■ **Task prompt**
Return only the lines running from the line with "Extract the structured" down to the line with "Parse this screenshot: output", both included, exactly as they appear.

>> Start Given records

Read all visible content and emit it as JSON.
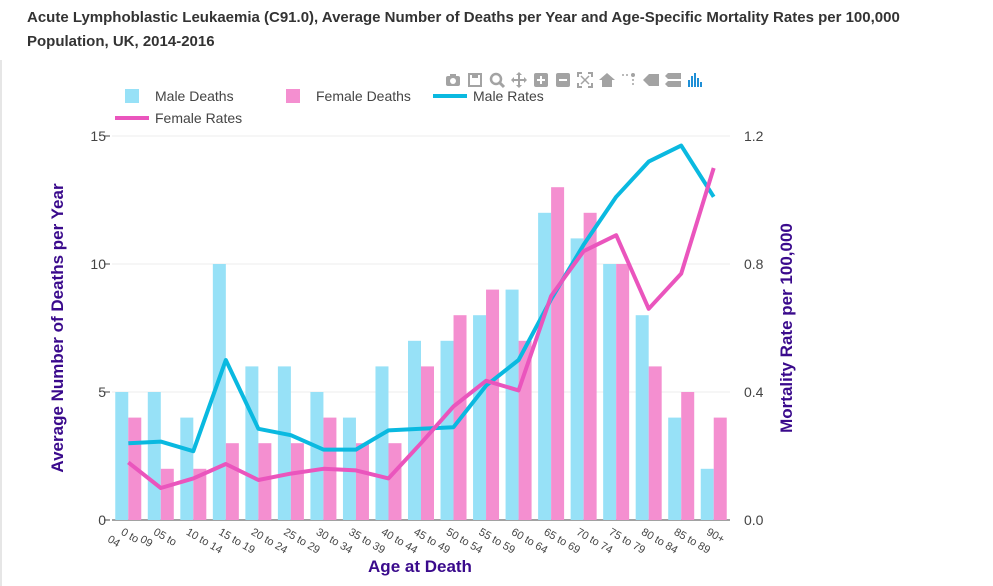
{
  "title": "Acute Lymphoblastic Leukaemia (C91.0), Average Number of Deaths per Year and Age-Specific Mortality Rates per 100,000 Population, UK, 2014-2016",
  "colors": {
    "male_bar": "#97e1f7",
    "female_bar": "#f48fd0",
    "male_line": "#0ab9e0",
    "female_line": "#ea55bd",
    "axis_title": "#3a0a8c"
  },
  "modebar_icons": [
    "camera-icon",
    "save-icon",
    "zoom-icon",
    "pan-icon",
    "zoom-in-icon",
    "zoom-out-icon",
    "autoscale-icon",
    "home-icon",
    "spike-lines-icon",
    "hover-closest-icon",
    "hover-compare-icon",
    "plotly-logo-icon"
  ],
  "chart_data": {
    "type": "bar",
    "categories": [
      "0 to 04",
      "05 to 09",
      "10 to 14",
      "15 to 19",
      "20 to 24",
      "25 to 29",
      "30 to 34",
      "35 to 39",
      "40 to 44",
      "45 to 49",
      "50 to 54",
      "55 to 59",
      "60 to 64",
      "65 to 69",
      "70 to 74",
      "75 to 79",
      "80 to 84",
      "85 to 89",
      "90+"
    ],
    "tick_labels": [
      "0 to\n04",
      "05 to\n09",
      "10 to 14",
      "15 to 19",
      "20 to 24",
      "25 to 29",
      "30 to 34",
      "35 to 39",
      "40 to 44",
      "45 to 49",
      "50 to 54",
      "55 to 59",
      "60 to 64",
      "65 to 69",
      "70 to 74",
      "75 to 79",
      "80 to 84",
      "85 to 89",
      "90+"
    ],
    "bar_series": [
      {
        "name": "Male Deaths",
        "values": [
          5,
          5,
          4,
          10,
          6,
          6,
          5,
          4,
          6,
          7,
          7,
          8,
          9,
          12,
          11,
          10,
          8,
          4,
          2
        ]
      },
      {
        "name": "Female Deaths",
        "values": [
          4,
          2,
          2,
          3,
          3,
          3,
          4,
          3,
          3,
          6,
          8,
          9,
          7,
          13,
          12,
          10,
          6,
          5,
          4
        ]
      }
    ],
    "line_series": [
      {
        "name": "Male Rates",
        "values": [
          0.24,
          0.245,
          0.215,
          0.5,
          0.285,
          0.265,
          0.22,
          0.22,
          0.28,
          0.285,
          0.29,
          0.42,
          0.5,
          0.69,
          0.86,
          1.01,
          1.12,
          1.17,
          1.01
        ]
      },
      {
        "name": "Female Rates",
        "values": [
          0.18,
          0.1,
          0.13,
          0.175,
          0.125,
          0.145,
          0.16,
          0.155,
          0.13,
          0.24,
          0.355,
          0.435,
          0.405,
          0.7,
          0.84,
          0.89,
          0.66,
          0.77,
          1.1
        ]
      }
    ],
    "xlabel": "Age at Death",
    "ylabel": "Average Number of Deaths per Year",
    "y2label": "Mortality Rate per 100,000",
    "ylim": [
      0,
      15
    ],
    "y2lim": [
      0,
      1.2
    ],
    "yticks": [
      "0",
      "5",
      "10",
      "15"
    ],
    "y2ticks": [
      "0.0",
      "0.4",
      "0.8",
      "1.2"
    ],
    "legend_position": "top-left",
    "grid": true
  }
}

>> End Given records
>> Start Given records

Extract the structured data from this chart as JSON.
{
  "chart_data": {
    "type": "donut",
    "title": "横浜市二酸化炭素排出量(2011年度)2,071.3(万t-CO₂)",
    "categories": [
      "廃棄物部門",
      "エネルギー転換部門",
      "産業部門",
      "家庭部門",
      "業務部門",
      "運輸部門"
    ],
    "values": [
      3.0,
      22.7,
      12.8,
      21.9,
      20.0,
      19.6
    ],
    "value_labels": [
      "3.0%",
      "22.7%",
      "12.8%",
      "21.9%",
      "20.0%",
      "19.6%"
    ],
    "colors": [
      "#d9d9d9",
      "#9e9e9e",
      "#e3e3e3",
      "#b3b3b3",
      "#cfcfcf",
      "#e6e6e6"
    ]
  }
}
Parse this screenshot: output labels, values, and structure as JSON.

>> End Given records

■ **Correct result**
Extract the structured data from this chart as JSON.
{
  "chart_data": {
    "type": "donut",
    "title": "横浜市二酸化炭素排出量(2011年度)2,071.3(万t-CO₂)",
    "categories": [
      "廃棄物部門",
      "エネルギー転換部門",
      "産業部門",
      "家庭部門",
      "業務部門",
      "運輸部門"
    ],
    "values": [
      3.0,
      22.7,
      12.8,
      21.9,
      20.0,
      19.6
    ],
    "value_labels": [
      "3.0%",
      "22.7%",
      "12.8%",
      "21.9%",
      "20.0%",
      "19.6%"
    ],
    "colors": [
      "#d9d9d9",
      "#9e9e9e",
      "#e3e3e3",
      "#b3b3b3",
      "#cfcfcf",
      "#e6e6e6"
    ]
  }
}
Parse this screenshot: output labels, values, and structure as JSON.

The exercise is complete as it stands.